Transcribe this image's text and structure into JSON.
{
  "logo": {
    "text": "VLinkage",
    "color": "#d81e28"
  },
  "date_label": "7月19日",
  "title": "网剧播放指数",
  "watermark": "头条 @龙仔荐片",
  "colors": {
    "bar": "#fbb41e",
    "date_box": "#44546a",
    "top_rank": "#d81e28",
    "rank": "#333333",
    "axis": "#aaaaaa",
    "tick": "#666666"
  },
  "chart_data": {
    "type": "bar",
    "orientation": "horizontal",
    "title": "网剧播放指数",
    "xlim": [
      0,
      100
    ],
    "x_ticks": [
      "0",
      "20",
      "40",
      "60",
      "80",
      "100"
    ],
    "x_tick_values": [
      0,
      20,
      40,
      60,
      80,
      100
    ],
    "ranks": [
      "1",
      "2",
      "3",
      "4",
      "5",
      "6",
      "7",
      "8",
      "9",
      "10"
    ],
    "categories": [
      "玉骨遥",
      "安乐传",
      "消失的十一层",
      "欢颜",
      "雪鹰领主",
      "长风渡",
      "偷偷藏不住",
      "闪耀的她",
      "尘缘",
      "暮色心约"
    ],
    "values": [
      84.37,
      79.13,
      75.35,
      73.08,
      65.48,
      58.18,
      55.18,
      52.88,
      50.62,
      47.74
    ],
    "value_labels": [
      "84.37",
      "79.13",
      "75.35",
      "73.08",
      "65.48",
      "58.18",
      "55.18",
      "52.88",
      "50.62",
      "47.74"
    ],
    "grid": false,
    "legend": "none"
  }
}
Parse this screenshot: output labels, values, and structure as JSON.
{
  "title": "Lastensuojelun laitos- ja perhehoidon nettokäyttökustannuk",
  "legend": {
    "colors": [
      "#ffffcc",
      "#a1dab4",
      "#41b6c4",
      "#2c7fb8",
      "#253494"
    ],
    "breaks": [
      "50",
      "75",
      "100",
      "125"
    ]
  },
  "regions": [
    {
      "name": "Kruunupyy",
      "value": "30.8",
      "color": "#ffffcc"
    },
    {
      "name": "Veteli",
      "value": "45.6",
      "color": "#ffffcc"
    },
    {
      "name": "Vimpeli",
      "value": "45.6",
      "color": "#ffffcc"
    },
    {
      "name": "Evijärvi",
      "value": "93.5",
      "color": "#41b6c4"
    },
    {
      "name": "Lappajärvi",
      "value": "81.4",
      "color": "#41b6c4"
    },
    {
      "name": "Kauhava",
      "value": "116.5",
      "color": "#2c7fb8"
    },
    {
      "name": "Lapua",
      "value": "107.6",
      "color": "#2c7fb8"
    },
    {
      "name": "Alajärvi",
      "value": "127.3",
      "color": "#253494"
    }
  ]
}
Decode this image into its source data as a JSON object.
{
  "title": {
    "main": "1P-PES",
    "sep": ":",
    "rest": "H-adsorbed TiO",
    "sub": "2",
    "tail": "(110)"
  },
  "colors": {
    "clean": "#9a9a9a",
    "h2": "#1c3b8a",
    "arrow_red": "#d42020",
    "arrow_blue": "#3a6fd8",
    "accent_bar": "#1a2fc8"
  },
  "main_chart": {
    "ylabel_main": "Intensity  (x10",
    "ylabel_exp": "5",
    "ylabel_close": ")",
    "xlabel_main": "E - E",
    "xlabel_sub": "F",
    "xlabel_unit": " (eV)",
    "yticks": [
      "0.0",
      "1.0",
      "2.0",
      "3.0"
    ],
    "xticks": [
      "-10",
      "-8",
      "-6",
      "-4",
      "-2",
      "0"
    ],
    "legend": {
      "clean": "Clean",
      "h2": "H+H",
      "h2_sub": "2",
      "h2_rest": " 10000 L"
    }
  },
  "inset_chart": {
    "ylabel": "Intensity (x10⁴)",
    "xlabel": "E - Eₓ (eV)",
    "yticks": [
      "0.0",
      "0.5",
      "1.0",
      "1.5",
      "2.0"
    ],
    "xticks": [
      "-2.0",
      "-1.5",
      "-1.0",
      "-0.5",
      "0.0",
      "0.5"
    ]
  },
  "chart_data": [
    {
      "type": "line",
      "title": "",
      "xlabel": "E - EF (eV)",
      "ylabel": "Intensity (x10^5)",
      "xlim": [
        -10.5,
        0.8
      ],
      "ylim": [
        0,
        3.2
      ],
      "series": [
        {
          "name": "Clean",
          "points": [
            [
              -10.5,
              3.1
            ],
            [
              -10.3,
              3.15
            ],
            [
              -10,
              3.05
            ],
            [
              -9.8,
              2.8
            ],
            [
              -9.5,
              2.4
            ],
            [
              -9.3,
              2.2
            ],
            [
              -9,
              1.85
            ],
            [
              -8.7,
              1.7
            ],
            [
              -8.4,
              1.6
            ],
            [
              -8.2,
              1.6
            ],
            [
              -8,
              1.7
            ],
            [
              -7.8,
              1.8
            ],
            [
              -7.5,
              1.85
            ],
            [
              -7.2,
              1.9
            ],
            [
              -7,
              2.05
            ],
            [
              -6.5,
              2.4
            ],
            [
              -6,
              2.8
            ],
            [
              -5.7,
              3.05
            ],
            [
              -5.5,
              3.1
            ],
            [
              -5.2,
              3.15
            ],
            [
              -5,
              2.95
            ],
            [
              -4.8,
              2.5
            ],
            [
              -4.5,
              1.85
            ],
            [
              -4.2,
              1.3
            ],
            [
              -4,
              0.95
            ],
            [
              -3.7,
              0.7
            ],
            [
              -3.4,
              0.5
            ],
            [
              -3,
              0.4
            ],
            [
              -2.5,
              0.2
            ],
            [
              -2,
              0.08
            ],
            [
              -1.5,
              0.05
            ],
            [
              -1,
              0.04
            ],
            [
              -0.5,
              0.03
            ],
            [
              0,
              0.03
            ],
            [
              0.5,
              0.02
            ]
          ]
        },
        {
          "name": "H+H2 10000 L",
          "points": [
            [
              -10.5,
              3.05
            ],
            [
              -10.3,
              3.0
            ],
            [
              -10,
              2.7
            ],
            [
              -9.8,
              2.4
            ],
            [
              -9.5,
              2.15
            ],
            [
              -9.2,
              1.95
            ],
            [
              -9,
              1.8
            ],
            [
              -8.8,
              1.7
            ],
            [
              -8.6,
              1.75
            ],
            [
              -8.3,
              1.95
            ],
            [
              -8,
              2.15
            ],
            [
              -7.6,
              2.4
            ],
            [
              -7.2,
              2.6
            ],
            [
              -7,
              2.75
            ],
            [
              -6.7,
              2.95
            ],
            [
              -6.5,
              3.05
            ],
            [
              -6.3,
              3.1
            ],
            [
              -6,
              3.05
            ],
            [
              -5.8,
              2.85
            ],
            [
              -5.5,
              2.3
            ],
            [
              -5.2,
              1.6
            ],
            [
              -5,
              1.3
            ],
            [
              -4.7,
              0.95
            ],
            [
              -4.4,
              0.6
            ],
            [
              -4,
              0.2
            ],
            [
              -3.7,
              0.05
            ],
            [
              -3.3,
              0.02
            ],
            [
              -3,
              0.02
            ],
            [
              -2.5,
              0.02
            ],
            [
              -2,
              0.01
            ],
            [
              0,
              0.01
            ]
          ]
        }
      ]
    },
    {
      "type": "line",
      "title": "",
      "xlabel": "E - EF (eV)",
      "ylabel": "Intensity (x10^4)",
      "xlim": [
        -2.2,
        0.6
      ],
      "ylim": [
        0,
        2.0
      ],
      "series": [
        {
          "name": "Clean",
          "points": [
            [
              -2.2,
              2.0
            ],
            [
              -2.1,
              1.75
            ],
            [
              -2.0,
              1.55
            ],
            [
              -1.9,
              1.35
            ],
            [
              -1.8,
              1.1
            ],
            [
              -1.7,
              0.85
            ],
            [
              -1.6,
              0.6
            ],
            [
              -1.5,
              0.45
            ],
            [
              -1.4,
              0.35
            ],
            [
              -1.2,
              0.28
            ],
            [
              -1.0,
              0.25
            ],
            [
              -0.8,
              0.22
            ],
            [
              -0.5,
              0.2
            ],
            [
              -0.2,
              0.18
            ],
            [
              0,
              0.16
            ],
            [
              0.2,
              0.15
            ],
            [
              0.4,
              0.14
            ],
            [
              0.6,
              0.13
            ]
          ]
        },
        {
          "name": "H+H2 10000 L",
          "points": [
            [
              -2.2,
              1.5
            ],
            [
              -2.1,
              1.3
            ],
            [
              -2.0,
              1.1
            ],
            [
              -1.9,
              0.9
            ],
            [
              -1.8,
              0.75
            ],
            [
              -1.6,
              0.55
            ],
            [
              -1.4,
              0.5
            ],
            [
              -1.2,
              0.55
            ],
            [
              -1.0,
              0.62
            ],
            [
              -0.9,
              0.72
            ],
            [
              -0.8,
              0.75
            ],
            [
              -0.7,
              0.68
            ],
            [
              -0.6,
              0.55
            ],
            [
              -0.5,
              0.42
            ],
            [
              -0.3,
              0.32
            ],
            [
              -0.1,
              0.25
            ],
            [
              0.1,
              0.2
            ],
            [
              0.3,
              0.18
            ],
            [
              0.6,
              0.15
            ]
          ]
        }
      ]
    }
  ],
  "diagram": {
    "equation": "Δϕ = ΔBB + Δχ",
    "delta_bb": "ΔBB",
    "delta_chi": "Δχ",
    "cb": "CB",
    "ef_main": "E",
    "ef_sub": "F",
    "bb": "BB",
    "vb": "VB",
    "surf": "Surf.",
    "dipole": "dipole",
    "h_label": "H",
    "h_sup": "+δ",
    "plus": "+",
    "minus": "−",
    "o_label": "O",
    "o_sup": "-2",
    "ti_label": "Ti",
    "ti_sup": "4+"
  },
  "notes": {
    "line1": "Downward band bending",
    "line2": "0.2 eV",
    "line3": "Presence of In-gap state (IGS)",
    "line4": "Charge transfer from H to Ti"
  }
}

- - -

TASK DETAILS: Identify the lines in the entries that hold "into" and return each one.

EXERCISE RESPONSE:
Transcribe this image's text and structure into JSON.
Decode this image into its source data as a JSON object.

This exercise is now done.